→ Extracted records
** START **

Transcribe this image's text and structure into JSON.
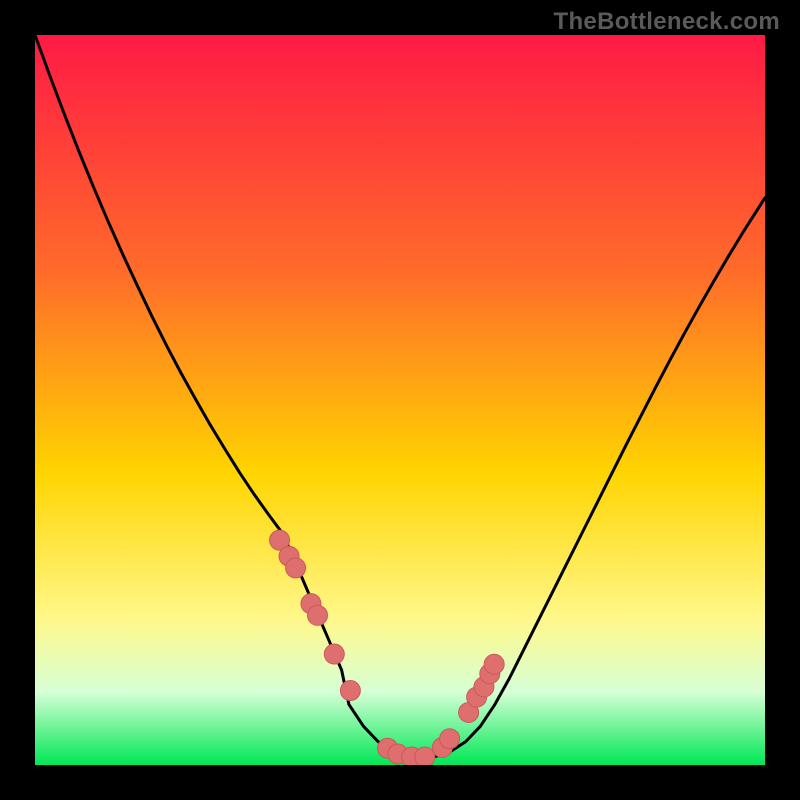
{
  "attribution": "TheBottleneck.com",
  "chart_data": {
    "type": "line",
    "title": "",
    "xlabel": "",
    "ylabel": "",
    "xlim": [
      0,
      100
    ],
    "ylim": [
      0,
      100
    ],
    "curve": {
      "x": [
        0,
        2,
        4,
        6,
        8,
        10,
        12,
        14,
        16,
        18,
        20,
        22,
        24,
        26,
        28,
        30,
        32,
        34,
        36,
        38,
        40,
        42,
        43,
        45,
        47,
        49,
        51,
        53,
        55,
        57,
        59,
        61,
        63,
        65,
        67,
        69,
        71,
        73,
        75,
        77,
        79,
        81,
        83,
        85,
        87,
        89,
        91,
        93,
        95,
        97,
        100
      ],
      "y": [
        100,
        94.5,
        89.2,
        84.1,
        79.2,
        74.5,
        70.0,
        65.7,
        61.5,
        57.5,
        53.7,
        50.1,
        46.6,
        43.3,
        40.1,
        37.1,
        34.3,
        31.6,
        27.0,
        22.3,
        17.7,
        13.0,
        8.3,
        5.3,
        3.2,
        1.9,
        1.2,
        1.0,
        1.2,
        1.9,
        3.2,
        5.3,
        8.3,
        11.9,
        15.9,
        19.9,
        23.9,
        27.9,
        31.9,
        35.9,
        39.9,
        43.9,
        47.8,
        51.7,
        55.5,
        59.2,
        62.8,
        66.3,
        69.7,
        73.0,
        77.7
      ]
    },
    "markers": {
      "x": [
        33.5,
        34.8,
        35.7,
        37.8,
        38.7,
        41.0,
        43.2,
        48.3,
        49.7,
        51.6,
        53.4,
        55.8,
        56.8,
        59.4,
        60.5,
        61.5,
        62.3,
        62.9
      ],
      "y": [
        30.8,
        28.6,
        27.0,
        22.1,
        20.5,
        15.2,
        10.2,
        2.3,
        1.5,
        1.1,
        1.1,
        2.4,
        3.6,
        7.2,
        9.3,
        10.7,
        12.5,
        13.8
      ]
    },
    "legend": false,
    "grid": false,
    "annotations": []
  },
  "colors": {
    "bg_black": "#000000",
    "attribution": "#5a5a5a",
    "gradient_top": "#ff1a45",
    "gradient_mid_high": "#ff6a2a",
    "gradient_mid": "#ffd400",
    "gradient_mid_low": "#fff88a",
    "gradient_band": "#d6ffd6",
    "gradient_bottom": "#00e756",
    "curve_stroke": "#000000",
    "marker_fill": "#df6f6f",
    "marker_stroke": "#c95a5a"
  }
}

** END **

→ Exercise
Output the entries above exactly, without their pictures.

→ Answer for the task
Transcribe this image's text and structure into JSON.
{
  "attribution": "TheBottleneck.com",
  "chart_data": {
    "type": "line",
    "title": "",
    "xlabel": "",
    "ylabel": "",
    "xlim": [
      0,
      100
    ],
    "ylim": [
      0,
      100
    ],
    "curve": {
      "x": [
        0,
        2,
        4,
        6,
        8,
        10,
        12,
        14,
        16,
        18,
        20,
        22,
        24,
        26,
        28,
        30,
        32,
        34,
        36,
        38,
        40,
        42,
        43,
        45,
        47,
        49,
        51,
        53,
        55,
        57,
        59,
        61,
        63,
        65,
        67,
        69,
        71,
        73,
        75,
        77,
        79,
        81,
        83,
        85,
        87,
        89,
        91,
        93,
        95,
        97,
        100
      ],
      "y": [
        100,
        94.5,
        89.2,
        84.1,
        79.2,
        74.5,
        70.0,
        65.7,
        61.5,
        57.5,
        53.7,
        50.1,
        46.6,
        43.3,
        40.1,
        37.1,
        34.3,
        31.6,
        27.0,
        22.3,
        17.7,
        13.0,
        8.3,
        5.3,
        3.2,
        1.9,
        1.2,
        1.0,
        1.2,
        1.9,
        3.2,
        5.3,
        8.3,
        11.9,
        15.9,
        19.9,
        23.9,
        27.9,
        31.9,
        35.9,
        39.9,
        43.9,
        47.8,
        51.7,
        55.5,
        59.2,
        62.8,
        66.3,
        69.7,
        73.0,
        77.7
      ]
    },
    "markers": {
      "x": [
        33.5,
        34.8,
        35.7,
        37.8,
        38.7,
        41.0,
        43.2,
        48.3,
        49.7,
        51.6,
        53.4,
        55.8,
        56.8,
        59.4,
        60.5,
        61.5,
        62.3,
        62.9
      ],
      "y": [
        30.8,
        28.6,
        27.0,
        22.1,
        20.5,
        15.2,
        10.2,
        2.3,
        1.5,
        1.1,
        1.1,
        2.4,
        3.6,
        7.2,
        9.3,
        10.7,
        12.5,
        13.8
      ]
    },
    "legend": false,
    "grid": false,
    "annotations": []
  },
  "colors": {
    "bg_black": "#000000",
    "attribution": "#5a5a5a",
    "gradient_top": "#ff1a45",
    "gradient_mid_high": "#ff6a2a",
    "gradient_mid": "#ffd400",
    "gradient_mid_low": "#fff88a",
    "gradient_band": "#d6ffd6",
    "gradient_bottom": "#00e756",
    "curve_stroke": "#000000",
    "marker_fill": "#df6f6f",
    "marker_stroke": "#c95a5a"
  }
}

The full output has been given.